===== Raw records

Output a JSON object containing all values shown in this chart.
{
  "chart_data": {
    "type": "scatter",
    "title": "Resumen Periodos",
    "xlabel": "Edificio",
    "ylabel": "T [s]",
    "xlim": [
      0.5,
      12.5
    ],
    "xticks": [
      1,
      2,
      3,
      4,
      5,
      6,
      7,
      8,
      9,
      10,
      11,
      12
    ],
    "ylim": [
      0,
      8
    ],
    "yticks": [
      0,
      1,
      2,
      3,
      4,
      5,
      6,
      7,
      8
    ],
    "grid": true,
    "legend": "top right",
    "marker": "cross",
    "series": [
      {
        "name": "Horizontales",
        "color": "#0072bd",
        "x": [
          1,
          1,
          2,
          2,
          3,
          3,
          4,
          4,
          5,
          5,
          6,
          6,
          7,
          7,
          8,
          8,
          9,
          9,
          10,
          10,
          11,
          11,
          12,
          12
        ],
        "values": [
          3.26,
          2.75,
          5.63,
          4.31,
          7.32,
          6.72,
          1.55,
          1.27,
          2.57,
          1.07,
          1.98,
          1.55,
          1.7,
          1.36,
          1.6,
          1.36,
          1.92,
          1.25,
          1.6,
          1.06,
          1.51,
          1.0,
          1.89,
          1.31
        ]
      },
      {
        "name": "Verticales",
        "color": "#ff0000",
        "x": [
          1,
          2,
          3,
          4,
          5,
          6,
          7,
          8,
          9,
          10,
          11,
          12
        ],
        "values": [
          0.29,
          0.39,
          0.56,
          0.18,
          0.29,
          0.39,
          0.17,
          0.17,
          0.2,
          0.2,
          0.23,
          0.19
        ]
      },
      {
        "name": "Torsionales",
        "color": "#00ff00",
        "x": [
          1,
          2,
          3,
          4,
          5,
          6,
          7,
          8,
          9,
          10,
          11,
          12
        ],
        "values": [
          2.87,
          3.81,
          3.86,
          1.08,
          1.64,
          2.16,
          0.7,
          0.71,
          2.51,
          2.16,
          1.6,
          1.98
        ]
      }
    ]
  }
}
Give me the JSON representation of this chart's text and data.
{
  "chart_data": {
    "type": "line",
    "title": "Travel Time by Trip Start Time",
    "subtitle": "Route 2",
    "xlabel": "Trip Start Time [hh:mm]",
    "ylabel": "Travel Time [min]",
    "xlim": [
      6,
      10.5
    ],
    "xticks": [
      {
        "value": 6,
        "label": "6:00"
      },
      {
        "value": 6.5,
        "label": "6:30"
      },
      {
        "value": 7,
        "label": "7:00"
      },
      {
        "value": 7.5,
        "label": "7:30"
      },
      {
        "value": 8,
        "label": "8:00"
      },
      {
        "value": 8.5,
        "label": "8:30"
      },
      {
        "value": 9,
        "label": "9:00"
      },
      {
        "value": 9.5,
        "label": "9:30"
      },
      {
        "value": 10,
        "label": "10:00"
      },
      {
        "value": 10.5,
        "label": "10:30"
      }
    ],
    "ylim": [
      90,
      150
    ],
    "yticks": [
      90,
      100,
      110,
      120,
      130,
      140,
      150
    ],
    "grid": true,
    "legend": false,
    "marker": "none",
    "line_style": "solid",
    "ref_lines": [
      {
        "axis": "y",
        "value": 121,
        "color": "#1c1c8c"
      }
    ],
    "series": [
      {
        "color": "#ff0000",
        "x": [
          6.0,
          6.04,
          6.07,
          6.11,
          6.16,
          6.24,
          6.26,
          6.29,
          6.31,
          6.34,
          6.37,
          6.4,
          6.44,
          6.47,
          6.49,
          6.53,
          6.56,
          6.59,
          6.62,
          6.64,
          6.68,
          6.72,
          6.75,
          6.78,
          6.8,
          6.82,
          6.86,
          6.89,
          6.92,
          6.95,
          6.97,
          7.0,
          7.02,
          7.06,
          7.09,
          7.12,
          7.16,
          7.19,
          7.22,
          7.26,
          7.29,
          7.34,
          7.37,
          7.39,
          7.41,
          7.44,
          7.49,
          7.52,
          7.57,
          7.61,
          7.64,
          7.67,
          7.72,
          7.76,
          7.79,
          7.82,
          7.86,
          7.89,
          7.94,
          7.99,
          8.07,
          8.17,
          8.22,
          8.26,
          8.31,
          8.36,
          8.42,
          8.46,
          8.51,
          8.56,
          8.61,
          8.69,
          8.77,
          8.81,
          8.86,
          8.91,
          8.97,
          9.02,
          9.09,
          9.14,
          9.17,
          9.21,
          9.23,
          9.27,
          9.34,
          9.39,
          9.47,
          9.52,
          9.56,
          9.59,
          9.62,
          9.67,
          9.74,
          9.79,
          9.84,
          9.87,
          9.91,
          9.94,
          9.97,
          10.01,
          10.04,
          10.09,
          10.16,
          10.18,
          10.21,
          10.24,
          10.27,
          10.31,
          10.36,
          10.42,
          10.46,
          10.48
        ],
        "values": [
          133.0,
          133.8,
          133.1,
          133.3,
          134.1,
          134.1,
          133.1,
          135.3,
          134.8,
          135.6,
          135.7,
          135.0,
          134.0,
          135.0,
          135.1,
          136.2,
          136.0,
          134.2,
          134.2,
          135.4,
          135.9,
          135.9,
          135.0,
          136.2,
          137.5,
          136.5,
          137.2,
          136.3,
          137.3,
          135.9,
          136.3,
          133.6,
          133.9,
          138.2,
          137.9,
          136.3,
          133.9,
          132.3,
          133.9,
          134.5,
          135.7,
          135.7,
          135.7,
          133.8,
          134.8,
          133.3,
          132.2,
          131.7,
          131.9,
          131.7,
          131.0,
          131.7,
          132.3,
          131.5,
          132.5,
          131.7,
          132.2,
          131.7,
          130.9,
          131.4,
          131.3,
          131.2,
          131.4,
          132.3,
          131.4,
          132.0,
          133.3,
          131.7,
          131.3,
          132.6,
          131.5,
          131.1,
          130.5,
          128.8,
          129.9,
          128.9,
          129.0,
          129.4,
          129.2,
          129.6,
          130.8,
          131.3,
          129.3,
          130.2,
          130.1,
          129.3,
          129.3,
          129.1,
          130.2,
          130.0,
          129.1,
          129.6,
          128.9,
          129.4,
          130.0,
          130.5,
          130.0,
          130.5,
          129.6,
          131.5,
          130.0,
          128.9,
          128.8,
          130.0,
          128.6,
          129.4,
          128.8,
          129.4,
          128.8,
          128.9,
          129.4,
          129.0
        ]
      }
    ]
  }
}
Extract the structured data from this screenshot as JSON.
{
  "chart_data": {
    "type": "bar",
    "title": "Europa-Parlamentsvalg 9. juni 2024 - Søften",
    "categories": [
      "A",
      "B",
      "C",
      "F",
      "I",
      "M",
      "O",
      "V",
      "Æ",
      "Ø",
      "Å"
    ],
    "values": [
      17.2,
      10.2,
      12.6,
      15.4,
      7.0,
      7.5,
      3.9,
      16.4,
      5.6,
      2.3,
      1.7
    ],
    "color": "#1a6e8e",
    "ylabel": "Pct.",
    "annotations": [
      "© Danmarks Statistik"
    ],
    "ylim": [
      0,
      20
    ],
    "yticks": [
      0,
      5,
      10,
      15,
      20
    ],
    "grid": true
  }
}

==========

[Goal] Your task is to reproduce, exactly and exclusively, the lines from the one holding "Extract the structured" through the final line of the listing.

[Answer]
Extract the structured data from this screenshot as JSON.
{
  "chart_data": {
    "type": "bar",
    "title": "Europa-Parlamentsvalg 9. juni 2024 - Søften",
    "categories": [
      "A",
      "B",
      "C",
      "F",
      "I",
      "M",
      "O",
      "V",
      "Æ",
      "Ø",
      "Å"
    ],
    "values": [
      17.2,
      10.2,
      12.6,
      15.4,
      7.0,
      7.5,
      3.9,
      16.4,
      5.6,
      2.3,
      1.7
    ],
    "color": "#1a6e8e",
    "ylabel": "Pct.",
    "annotations": [
      "© Danmarks Statistik"
    ],
    "ylim": [
      0,
      20
    ],
    "yticks": [
      0,
      5,
      10,
      15,
      20
    ],
    "grid": true
  }
}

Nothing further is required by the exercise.